• **Required work**
Print exactly, and only, the lines running from the line containing "What text is on this page?" through the end of the records below.

* * * * *

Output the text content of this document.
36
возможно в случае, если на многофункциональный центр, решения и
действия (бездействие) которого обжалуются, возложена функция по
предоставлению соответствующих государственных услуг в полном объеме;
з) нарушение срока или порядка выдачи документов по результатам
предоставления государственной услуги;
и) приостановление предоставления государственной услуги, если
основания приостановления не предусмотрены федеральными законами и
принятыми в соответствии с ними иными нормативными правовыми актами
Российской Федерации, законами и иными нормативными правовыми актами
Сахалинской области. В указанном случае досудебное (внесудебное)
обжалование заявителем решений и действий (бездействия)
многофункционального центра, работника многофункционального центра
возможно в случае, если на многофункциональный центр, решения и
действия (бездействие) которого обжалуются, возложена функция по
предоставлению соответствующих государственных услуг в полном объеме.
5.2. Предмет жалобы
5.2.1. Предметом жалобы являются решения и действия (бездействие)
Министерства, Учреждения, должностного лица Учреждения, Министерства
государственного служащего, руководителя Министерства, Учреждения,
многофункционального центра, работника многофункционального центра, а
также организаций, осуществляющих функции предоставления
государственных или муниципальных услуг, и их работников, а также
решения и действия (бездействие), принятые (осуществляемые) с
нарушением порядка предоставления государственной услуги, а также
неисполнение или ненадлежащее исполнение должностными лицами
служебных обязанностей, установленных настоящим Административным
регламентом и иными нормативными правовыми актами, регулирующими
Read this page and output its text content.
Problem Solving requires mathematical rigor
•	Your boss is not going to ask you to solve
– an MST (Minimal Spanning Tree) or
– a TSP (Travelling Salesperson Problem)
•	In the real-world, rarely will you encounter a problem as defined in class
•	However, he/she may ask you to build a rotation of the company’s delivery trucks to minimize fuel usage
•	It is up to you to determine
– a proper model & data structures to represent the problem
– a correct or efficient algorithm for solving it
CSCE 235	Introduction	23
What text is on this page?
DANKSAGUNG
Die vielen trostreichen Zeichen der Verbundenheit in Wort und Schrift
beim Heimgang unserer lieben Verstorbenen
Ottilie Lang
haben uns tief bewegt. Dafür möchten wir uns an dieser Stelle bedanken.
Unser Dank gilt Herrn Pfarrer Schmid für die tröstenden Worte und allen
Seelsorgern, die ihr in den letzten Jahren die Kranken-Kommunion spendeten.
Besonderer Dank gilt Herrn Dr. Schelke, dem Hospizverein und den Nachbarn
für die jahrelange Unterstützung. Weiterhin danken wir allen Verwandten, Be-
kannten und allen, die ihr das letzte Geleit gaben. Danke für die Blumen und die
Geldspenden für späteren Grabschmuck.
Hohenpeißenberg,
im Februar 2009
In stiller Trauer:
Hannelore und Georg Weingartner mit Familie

* * * * *

• **Answer to the task**
What text is on this page?
DANKSAGUNG
Die vielen trostreichen Zeichen der Verbundenheit in Wort und Schrift
beim Heimgang unserer lieben Verstorbenen
Ottilie Lang
haben uns tief bewegt. Dafür möchten wir uns an dieser Stelle bedanken.
Unser Dank gilt Herrn Pfarrer Schmid für die tröstenden Worte und allen
Seelsorgern, die ihr in den letzten Jahren die Kranken-Kommunion spendeten.
Besonderer Dank gilt Herrn Dr. Schelke, dem Hospizverein und den Nachbarn
für die jahrelange Unterstützung. Weiterhin danken wir allen Verwandten, Be-
kannten und allen, die ihr das letzte Geleit gaben. Danke für die Blumen und die
Geldspenden für späteren Grabschmuck.
Hohenpeißenberg,
im Februar 2009
In stiller Trauer:
Hannelore und Georg Weingartner mit Familie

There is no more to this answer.